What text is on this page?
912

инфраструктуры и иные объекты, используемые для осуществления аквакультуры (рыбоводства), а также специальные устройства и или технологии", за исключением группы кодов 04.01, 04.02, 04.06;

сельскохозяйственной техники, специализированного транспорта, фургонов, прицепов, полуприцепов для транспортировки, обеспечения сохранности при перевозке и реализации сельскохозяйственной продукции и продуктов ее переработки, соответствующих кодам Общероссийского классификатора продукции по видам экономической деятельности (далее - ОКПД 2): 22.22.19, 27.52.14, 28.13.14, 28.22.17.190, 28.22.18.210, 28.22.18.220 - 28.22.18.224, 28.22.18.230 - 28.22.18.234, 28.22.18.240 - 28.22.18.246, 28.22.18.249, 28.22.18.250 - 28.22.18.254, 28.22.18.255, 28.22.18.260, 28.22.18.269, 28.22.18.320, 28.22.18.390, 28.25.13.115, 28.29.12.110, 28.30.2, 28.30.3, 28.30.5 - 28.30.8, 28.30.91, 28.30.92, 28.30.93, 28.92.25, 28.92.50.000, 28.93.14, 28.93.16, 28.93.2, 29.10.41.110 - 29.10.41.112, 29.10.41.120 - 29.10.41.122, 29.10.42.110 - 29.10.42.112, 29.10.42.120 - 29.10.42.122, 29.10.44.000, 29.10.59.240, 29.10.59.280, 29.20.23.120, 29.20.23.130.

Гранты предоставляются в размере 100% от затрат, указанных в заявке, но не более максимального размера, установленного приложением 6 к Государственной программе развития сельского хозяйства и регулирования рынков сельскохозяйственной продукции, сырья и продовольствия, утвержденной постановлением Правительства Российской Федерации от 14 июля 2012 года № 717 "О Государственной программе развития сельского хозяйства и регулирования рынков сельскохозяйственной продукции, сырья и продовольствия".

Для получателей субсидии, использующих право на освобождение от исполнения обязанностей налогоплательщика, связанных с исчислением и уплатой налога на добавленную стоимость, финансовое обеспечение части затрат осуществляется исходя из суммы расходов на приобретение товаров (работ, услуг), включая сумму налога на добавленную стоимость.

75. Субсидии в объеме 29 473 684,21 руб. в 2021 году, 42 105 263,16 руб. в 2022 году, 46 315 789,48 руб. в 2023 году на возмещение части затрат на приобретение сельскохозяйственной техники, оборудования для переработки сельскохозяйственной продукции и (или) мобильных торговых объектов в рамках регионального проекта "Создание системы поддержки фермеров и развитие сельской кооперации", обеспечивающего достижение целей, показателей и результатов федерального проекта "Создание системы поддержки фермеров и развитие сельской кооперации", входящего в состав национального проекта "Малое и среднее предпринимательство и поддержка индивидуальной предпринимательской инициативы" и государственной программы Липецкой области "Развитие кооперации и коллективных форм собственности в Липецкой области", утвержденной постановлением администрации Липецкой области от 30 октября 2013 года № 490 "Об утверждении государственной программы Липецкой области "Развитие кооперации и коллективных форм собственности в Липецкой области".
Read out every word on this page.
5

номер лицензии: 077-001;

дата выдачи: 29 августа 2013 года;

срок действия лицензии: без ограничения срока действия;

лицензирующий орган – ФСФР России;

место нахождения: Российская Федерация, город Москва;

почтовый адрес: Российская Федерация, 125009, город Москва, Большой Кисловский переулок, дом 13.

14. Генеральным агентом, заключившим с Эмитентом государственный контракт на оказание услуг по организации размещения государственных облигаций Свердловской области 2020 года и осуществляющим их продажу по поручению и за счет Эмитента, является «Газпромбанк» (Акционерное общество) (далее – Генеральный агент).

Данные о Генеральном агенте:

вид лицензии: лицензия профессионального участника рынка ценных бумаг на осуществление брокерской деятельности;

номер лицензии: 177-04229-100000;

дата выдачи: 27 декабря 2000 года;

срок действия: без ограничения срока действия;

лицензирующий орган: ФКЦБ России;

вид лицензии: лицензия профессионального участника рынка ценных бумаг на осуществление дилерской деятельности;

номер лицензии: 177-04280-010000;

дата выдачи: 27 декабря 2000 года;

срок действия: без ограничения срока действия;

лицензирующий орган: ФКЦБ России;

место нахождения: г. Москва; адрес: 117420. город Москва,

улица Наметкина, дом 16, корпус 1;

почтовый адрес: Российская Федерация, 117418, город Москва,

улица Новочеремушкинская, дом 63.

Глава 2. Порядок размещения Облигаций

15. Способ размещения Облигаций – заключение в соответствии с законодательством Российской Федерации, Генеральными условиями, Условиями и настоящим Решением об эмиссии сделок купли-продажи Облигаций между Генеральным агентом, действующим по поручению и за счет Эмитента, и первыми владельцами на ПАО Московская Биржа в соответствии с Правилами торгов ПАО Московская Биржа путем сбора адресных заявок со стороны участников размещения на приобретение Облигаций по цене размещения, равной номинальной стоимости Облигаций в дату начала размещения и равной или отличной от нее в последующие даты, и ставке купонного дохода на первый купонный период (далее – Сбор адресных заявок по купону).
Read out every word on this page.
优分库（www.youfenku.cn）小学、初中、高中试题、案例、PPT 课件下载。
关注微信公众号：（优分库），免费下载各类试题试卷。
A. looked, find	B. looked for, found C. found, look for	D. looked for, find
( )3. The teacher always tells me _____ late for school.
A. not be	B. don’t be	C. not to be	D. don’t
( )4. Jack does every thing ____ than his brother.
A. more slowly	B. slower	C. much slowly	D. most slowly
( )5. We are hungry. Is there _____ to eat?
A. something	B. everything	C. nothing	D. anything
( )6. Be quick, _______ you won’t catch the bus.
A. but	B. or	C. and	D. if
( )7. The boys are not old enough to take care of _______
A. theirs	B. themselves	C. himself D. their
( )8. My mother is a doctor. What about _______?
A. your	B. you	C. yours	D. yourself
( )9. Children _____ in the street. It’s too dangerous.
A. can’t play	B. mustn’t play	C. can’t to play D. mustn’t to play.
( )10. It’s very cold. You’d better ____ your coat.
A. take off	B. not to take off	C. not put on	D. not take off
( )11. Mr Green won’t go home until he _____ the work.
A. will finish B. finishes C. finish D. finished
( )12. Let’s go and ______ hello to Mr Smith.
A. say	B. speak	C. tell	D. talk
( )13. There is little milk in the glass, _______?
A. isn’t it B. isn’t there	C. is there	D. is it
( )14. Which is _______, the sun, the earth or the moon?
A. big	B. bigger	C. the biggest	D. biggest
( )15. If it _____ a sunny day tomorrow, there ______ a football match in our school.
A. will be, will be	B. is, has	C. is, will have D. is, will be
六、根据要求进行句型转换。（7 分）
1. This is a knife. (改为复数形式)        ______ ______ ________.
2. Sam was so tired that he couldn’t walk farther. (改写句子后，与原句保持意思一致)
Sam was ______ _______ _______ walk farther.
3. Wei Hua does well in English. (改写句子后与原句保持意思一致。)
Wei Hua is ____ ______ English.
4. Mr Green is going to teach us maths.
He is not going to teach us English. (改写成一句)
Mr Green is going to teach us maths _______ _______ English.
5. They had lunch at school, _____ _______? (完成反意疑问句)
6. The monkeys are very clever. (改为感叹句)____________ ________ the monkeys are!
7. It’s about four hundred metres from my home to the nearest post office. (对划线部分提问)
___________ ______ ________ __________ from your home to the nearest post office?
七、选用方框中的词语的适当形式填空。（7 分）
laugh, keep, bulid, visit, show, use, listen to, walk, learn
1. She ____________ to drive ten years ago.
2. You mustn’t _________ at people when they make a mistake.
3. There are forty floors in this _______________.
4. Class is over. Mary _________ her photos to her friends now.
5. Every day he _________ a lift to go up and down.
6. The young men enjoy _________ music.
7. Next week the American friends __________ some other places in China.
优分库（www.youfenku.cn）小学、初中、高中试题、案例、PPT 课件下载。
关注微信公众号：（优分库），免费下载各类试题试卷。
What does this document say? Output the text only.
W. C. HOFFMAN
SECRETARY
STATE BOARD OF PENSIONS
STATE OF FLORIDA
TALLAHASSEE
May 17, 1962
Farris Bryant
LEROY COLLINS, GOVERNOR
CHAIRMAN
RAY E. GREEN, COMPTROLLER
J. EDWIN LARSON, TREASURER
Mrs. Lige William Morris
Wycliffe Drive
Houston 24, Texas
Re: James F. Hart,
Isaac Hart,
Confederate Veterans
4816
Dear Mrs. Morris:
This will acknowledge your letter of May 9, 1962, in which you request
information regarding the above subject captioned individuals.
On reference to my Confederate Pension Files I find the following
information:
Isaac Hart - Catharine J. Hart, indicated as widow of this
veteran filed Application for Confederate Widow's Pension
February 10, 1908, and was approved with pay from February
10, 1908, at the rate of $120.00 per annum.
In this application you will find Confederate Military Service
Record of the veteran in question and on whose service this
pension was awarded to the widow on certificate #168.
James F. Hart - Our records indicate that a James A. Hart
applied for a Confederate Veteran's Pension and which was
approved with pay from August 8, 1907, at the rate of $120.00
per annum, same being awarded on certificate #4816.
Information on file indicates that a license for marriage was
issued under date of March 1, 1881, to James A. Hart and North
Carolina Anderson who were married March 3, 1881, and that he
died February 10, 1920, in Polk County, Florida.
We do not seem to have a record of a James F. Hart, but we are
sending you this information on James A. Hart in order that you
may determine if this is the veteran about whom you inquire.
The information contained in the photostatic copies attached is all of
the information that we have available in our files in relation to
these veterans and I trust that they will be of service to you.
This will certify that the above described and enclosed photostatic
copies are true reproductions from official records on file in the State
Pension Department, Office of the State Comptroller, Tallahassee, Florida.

> **Problem**
Pull out every line in the data above that has the word "approved".

> **Answer**
February 10, 1908, and was approved with pay from February
approved with pay from August 8, 1907, at the rate of $120.00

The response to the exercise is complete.